_Dataset entries_:
........

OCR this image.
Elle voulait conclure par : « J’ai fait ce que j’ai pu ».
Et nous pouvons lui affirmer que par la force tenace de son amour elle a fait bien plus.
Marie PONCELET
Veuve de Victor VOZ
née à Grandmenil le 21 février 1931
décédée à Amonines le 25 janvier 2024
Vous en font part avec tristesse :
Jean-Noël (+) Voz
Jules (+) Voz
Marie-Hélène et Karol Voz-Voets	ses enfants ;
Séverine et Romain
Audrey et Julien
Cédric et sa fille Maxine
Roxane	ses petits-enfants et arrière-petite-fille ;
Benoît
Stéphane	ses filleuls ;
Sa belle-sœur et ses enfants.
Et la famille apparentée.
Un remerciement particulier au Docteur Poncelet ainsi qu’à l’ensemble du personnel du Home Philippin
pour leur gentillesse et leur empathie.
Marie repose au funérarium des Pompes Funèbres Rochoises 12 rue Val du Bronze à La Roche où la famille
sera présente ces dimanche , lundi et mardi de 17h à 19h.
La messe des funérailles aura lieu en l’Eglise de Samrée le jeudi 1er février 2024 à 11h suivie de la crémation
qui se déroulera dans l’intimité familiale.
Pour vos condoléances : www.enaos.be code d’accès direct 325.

........

Would you restate each of the entries word for word?

OCR this image.
Elle voulait conclure par : « J’ai fait ce que j’ai pu ».
Et nous pouvons lui affirmer que par la force tenace de son amour elle a fait bien plus.
Marie PONCELET
Veuve de Victor VOZ
née à Grandmenil le 21 février 1931
décédée à Amonines le 25 janvier 2024
Vous en font part avec tristesse :
Jean-Noël (+) Voz
Jules (+) Voz
Marie-Hélène et Karol Voz-Voets	ses enfants ;
Séverine et Romain
Audrey et Julien
Cédric et sa fille Maxine
Roxane	ses petits-enfants et arrière-petite-fille ;
Benoît
Stéphane	ses filleuls ;
Sa belle-sœur et ses enfants.
Et la famille apparentée.
Un remerciement particulier au Docteur Poncelet ainsi qu’à l’ensemble du personnel du Home Philippin
pour leur gentillesse et leur empathie.
Marie repose au funérarium des Pompes Funèbres Rochoises 12 rue Val du Bronze à La Roche où la famille
sera présente ces dimanche , lundi et mardi de 17h à 19h.
La messe des funérailles aura lieu en l’Eglise de Samrée le jeudi 1er février 2024 à 11h suivie de la crémation
qui se déroulera dans l’intimité familiale.
Pour vos condoléances : www.enaos.be code d’accès direct 325.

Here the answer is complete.